(Data extracted from a collection)
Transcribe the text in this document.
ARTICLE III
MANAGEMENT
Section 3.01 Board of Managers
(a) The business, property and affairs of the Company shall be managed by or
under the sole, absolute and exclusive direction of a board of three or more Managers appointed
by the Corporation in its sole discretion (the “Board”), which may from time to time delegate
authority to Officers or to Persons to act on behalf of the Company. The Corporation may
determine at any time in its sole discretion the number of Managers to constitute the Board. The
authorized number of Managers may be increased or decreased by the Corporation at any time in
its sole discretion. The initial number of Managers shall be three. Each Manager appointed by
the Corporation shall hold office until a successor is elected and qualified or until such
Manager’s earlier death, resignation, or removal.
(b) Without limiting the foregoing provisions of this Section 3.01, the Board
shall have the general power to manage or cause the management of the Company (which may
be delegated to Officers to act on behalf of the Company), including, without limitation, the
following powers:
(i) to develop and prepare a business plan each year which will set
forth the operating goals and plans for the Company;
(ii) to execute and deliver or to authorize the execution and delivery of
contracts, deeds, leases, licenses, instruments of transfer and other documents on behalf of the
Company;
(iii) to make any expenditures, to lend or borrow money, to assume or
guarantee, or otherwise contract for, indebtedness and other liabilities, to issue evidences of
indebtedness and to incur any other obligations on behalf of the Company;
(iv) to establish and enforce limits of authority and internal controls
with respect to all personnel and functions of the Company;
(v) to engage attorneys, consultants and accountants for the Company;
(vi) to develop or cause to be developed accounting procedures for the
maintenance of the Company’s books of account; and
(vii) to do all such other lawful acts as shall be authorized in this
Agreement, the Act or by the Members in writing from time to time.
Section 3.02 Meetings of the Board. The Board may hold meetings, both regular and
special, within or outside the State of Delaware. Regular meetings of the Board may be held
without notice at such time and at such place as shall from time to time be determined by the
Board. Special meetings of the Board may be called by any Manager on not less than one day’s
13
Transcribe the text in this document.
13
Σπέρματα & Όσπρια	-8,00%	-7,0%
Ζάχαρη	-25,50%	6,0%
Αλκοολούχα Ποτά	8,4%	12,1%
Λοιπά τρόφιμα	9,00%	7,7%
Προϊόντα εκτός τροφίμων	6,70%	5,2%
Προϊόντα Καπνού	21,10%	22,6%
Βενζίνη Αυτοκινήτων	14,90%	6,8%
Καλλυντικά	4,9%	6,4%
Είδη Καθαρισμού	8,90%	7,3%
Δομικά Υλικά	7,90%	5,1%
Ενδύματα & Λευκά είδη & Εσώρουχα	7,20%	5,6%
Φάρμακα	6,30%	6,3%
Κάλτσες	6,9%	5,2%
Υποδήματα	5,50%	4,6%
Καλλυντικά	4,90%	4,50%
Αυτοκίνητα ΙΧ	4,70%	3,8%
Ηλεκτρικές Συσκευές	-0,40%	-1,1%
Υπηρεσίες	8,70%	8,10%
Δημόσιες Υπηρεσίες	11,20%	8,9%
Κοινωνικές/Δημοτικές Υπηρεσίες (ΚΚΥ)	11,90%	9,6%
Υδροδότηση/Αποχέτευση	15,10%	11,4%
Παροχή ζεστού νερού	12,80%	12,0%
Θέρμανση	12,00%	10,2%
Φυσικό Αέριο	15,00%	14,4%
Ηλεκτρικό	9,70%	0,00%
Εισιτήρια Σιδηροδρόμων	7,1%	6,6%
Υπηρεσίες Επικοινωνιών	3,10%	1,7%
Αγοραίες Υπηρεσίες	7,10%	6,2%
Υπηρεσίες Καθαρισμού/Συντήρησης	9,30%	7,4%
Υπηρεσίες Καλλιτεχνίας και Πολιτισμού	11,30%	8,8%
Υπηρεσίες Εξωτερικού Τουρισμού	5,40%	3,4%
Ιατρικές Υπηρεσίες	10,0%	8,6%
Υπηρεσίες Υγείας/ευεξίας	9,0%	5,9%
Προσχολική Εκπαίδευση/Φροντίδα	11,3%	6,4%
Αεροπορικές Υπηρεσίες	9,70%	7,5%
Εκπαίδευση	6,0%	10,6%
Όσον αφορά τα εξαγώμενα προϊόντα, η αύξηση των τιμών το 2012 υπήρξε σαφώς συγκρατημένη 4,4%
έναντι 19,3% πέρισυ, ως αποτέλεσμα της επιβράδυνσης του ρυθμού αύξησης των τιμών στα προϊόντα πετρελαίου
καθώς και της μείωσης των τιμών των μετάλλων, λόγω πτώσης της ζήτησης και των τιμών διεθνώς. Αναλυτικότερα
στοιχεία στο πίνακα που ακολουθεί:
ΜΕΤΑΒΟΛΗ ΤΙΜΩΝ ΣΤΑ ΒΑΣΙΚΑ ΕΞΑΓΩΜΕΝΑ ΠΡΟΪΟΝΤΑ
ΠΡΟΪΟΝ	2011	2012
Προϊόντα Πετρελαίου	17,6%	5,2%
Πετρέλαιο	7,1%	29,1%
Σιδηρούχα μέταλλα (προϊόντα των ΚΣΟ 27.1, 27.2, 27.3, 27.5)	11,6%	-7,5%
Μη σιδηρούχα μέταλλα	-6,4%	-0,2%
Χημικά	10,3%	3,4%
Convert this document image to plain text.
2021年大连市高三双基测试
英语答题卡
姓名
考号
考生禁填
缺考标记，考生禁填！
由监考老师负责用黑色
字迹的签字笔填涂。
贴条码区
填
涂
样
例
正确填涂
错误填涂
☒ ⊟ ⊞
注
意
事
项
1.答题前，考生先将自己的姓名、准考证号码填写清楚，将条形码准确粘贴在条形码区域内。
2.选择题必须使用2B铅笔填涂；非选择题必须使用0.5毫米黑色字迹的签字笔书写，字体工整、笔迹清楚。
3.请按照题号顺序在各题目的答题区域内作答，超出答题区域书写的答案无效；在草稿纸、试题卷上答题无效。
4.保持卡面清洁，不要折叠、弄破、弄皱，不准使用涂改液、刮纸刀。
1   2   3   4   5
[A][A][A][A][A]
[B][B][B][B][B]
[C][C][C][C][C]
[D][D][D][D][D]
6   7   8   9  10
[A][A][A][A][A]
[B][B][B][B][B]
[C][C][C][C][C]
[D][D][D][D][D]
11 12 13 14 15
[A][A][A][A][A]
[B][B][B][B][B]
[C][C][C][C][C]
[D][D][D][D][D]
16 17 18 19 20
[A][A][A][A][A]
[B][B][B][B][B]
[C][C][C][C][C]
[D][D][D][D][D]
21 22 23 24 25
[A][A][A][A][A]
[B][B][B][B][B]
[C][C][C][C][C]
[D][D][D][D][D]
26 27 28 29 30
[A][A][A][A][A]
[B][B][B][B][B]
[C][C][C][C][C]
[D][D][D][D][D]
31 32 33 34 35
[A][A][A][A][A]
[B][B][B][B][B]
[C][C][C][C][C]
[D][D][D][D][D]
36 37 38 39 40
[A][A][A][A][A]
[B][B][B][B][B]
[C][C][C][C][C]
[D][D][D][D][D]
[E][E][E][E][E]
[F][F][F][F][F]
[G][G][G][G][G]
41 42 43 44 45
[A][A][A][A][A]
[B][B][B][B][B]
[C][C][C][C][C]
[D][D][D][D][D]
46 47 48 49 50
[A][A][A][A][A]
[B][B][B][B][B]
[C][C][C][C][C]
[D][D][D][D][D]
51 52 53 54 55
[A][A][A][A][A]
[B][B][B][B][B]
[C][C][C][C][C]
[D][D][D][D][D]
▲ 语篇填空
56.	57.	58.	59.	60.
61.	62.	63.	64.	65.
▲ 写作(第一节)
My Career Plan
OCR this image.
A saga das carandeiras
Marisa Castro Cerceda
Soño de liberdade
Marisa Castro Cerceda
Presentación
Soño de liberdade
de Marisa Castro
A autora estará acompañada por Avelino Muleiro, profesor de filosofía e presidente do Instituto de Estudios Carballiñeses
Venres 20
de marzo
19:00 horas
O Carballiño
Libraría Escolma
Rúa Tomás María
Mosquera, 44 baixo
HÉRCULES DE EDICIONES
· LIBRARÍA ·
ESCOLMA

# Problem to work on:
In the material above, find the lines that contain "which" and show them.

# Answer to the exercise:
by the Corporation in its sole discretion (the “Board”), which may from time to time delegate
shall have the general power to manage or cause the management of the Company (which may
(i) to develop and prepare a business plan each year which will set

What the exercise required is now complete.